• _Some records_:
>> start

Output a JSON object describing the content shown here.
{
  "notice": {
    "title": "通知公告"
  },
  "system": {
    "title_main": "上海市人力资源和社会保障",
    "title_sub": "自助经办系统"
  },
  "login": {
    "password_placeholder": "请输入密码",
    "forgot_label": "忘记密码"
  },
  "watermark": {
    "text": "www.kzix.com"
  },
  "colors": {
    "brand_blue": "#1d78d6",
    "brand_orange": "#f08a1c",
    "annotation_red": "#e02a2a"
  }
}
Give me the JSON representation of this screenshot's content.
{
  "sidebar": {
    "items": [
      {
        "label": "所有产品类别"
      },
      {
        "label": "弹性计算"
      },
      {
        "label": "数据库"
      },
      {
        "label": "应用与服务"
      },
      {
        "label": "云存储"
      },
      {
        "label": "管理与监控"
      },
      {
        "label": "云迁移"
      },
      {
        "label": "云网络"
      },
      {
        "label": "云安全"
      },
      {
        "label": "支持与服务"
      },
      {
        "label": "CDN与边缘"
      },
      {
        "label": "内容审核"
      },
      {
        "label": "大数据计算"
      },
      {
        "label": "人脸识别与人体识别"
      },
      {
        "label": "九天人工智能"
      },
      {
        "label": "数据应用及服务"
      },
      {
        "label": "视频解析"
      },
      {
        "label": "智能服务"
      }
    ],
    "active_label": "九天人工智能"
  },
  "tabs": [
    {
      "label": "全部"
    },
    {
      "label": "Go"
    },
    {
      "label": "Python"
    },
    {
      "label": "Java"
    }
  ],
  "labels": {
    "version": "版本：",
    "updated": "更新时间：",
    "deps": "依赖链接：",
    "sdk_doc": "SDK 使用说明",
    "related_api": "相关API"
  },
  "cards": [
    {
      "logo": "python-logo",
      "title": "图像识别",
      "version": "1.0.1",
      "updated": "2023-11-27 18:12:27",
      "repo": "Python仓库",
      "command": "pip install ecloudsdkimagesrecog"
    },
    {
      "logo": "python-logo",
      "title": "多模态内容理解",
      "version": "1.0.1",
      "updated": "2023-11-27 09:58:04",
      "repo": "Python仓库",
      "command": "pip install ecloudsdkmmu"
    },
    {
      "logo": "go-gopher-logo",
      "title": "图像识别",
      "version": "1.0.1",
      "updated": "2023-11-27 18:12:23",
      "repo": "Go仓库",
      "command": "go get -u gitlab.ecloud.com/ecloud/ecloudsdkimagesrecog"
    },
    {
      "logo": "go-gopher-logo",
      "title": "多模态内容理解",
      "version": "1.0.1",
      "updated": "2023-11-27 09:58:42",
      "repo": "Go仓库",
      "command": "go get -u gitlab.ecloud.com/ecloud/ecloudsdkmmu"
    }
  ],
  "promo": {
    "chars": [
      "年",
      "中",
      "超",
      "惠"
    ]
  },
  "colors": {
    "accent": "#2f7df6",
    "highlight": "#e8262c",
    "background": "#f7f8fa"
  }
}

>> end

• _EXERCISE OBJECTIVE_:
Write out every entry exactly as given.

• _RESPONSE_:
Output a JSON object describing the content shown here.
{
  "notice": {
    "title": "通知公告"
  },
  "system": {
    "title_main": "上海市人力资源和社会保障",
    "title_sub": "自助经办系统"
  },
  "login": {
    "password_placeholder": "请输入密码",
    "forgot_label": "忘记密码"
  },
  "watermark": {
    "text": "www.kzix.com"
  },
  "colors": {
    "brand_blue": "#1d78d6",
    "brand_orange": "#f08a1c",
    "annotation_red": "#e02a2a"
  }
}
Give me the JSON representation of this screenshot's content.
{
  "sidebar": {
    "items": [
      {
        "label": "所有产品类别"
      },
      {
        "label": "弹性计算"
      },
      {
        "label": "数据库"
      },
      {
        "label": "应用与服务"
      },
      {
        "label": "云存储"
      },
      {
        "label": "管理与监控"
      },
      {
        "label": "云迁移"
      },
      {
        "label": "云网络"
      },
      {
        "label": "云安全"
      },
      {
        "label": "支持与服务"
      },
      {
        "label": "CDN与边缘"
      },
      {
        "label": "内容审核"
      },
      {
        "label": "大数据计算"
      },
      {
        "label": "人脸识别与人体识别"
      },
      {
        "label": "九天人工智能"
      },
      {
        "label": "数据应用及服务"
      },
      {
        "label": "视频解析"
      },
      {
        "label": "智能服务"
      }
    ],
    "active_label": "九天人工智能"
  },
  "tabs": [
    {
      "label": "全部"
    },
    {
      "label": "Go"
    },
    {
      "label": "Python"
    },
    {
      "label": "Java"
    }
  ],
  "labels": {
    "version": "版本：",
    "updated": "更新时间：",
    "deps": "依赖链接：",
    "sdk_doc": "SDK 使用说明",
    "related_api": "相关API"
  },
  "cards": [
    {
      "logo": "python-logo",
      "title": "图像识别",
      "version": "1.0.1",
      "updated": "2023-11-27 18:12:27",
      "repo": "Python仓库",
      "command": "pip install ecloudsdkimagesrecog"
    },
    {
      "logo": "python-logo",
      "title": "多模态内容理解",
      "version": "1.0.1",
      "updated": "2023-11-27 09:58:04",
      "repo": "Python仓库",
      "command": "pip install ecloudsdkmmu"
    },
    {
      "logo": "go-gopher-logo",
      "title": "图像识别",
      "version": "1.0.1",
      "updated": "2023-11-27 18:12:23",
      "repo": "Go仓库",
      "command": "go get -u gitlab.ecloud.com/ecloud/ecloudsdkimagesrecog"
    },
    {
      "logo": "go-gopher-logo",
      "title": "多模态内容理解",
      "version": "1.0.1",
      "updated": "2023-11-27 09:58:42",
      "repo": "Go仓库",
      "command": "go get -u gitlab.ecloud.com/ecloud/ecloudsdkmmu"
    }
  ],
  "promo": {
    "chars": [
      "年",
      "中",
      "超",
      "惠"
    ]
  },
  "colors": {
    "accent": "#2f7df6",
    "highlight": "#e8262c",
    "background": "#f7f8fa"
  }
}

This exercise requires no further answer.